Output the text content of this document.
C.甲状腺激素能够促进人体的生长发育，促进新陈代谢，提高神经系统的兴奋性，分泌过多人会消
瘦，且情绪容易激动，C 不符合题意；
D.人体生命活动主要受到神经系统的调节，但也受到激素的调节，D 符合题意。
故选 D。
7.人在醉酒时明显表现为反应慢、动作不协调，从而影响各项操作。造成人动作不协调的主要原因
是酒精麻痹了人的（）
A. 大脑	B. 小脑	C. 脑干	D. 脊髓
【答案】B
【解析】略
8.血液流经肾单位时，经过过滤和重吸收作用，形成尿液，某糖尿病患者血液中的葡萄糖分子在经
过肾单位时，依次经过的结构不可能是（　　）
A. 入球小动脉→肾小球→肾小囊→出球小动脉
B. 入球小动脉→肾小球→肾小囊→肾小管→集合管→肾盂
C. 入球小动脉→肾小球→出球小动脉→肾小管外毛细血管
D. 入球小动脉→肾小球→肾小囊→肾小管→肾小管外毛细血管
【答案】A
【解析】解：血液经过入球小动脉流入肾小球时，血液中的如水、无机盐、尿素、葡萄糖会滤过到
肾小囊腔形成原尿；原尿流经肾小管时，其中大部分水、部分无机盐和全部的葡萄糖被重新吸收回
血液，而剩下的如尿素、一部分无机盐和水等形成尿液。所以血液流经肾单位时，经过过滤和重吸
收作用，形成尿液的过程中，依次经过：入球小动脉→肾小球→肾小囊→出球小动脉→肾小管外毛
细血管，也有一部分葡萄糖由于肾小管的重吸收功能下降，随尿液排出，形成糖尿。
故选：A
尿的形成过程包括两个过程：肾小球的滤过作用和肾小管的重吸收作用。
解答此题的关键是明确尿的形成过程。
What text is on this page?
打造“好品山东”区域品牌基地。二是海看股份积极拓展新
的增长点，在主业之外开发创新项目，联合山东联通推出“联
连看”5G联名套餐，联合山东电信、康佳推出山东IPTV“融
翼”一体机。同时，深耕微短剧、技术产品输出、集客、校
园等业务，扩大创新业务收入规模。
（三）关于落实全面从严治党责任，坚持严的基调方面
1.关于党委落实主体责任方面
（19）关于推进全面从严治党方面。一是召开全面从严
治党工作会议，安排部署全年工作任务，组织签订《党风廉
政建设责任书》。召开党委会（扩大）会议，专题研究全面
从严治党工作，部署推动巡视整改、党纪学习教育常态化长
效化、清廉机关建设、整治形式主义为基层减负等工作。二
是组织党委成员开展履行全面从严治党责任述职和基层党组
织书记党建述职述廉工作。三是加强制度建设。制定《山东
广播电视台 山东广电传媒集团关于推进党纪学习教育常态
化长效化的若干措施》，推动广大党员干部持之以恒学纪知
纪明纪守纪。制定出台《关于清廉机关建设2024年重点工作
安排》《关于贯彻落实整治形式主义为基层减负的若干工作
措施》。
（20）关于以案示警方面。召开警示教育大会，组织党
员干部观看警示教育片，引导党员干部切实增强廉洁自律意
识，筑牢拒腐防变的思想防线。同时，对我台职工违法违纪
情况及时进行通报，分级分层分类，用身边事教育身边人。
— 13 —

◆ ◆ ◆ ◆ ◆

§ Set exercise: Return the line that contains "What text is on this page?" and all lines after it, verbatim, and nothing else.

§ Response to this exercise:
What text is on this page?
打造“好品山东”区域品牌基地。二是海看股份积极拓展新
的增长点，在主业之外开发创新项目，联合山东联通推出“联
连看”5G联名套餐，联合山东电信、康佳推出山东IPTV“融
翼”一体机。同时，深耕微短剧、技术产品输出、集客、校
园等业务，扩大创新业务收入规模。
（三）关于落实全面从严治党责任，坚持严的基调方面
1.关于党委落实主体责任方面
（19）关于推进全面从严治党方面。一是召开全面从严
治党工作会议，安排部署全年工作任务，组织签订《党风廉
政建设责任书》。召开党委会（扩大）会议，专题研究全面
从严治党工作，部署推动巡视整改、党纪学习教育常态化长
效化、清廉机关建设、整治形式主义为基层减负等工作。二
是组织党委成员开展履行全面从严治党责任述职和基层党组
织书记党建述职述廉工作。三是加强制度建设。制定《山东
广播电视台 山东广电传媒集团关于推进党纪学习教育常态
化长效化的若干措施》，推动广大党员干部持之以恒学纪知
纪明纪守纪。制定出台《关于清廉机关建设2024年重点工作
安排》《关于贯彻落实整治形式主义为基层减负的若干工作
措施》。
（20）关于以案示警方面。召开警示教育大会，组织党
员干部观看警示教育片，引导党员干部切实增强廉洁自律意
识，筑牢拒腐防变的思想防线。同时，对我台职工违法违纪
情况及时进行通报，分级分层分类，用身边事教育身边人。
— 13 —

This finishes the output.